> **EXERCISE DIRECTIONS**
Copy every line, leaving nothing out and adding nothing.

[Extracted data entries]
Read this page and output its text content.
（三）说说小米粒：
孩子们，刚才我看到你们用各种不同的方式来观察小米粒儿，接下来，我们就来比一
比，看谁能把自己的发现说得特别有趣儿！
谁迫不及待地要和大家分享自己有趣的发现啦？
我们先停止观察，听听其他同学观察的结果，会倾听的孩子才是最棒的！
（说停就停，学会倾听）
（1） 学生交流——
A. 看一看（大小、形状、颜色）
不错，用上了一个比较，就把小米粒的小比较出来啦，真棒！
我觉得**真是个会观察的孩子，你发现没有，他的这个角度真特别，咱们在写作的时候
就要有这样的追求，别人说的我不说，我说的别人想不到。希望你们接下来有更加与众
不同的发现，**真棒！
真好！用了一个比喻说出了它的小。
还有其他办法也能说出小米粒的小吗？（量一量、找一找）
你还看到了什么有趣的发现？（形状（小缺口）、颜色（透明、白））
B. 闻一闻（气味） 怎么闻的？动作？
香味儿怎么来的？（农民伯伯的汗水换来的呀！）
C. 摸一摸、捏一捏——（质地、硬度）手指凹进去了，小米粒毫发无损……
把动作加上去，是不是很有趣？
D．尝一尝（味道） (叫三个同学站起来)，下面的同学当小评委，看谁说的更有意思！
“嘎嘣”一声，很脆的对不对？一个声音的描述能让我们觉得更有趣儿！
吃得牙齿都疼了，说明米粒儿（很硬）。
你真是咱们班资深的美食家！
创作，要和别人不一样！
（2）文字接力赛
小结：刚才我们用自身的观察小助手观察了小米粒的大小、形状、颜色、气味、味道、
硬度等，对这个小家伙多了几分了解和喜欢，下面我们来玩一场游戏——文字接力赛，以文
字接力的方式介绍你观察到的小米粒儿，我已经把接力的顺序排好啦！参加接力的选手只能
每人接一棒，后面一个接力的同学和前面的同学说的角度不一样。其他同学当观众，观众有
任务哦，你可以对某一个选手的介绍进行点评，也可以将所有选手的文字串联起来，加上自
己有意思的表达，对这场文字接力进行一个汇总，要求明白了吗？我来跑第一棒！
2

> **EXERCISE ANSWER**
Read this page and output its text content.
（三）说说小米粒：
孩子们，刚才我看到你们用各种不同的方式来观察小米粒儿，接下来，我们就来比一
比，看谁能把自己的发现说得特别有趣儿！
谁迫不及待地要和大家分享自己有趣的发现啦？
我们先停止观察，听听其他同学观察的结果，会倾听的孩子才是最棒的！
（说停就停，学会倾听）
（1） 学生交流——
A. 看一看（大小、形状、颜色）
不错，用上了一个比较，就把小米粒的小比较出来啦，真棒！
我觉得**真是个会观察的孩子，你发现没有，他的这个角度真特别，咱们在写作的时候
就要有这样的追求，别人说的我不说，我说的别人想不到。希望你们接下来有更加与众
不同的发现，**真棒！
真好！用了一个比喻说出了它的小。
还有其他办法也能说出小米粒的小吗？（量一量、找一找）
你还看到了什么有趣的发现？（形状（小缺口）、颜色（透明、白））
B. 闻一闻（气味） 怎么闻的？动作？
香味儿怎么来的？（农民伯伯的汗水换来的呀！）
C. 摸一摸、捏一捏——（质地、硬度）手指凹进去了，小米粒毫发无损……
把动作加上去，是不是很有趣？
D．尝一尝（味道） (叫三个同学站起来)，下面的同学当小评委，看谁说的更有意思！
“嘎嘣”一声，很脆的对不对？一个声音的描述能让我们觉得更有趣儿！
吃得牙齿都疼了，说明米粒儿（很硬）。
你真是咱们班资深的美食家！
创作，要和别人不一样！
（2）文字接力赛
小结：刚才我们用自身的观察小助手观察了小米粒的大小、形状、颜色、气味、味道、
硬度等，对这个小家伙多了几分了解和喜欢，下面我们来玩一场游戏——文字接力赛，以文
字接力的方式介绍你观察到的小米粒儿，我已经把接力的顺序排好啦！参加接力的选手只能
每人接一棒，后面一个接力的同学和前面的同学说的角度不一样。其他同学当观众，观众有
任务哦，你可以对某一个选手的介绍进行点评，也可以将所有选手的文字串联起来，加上自
己有意思的表达，对这场文字接力进行一个汇总，要求明白了吗？我来跑第一棒！
2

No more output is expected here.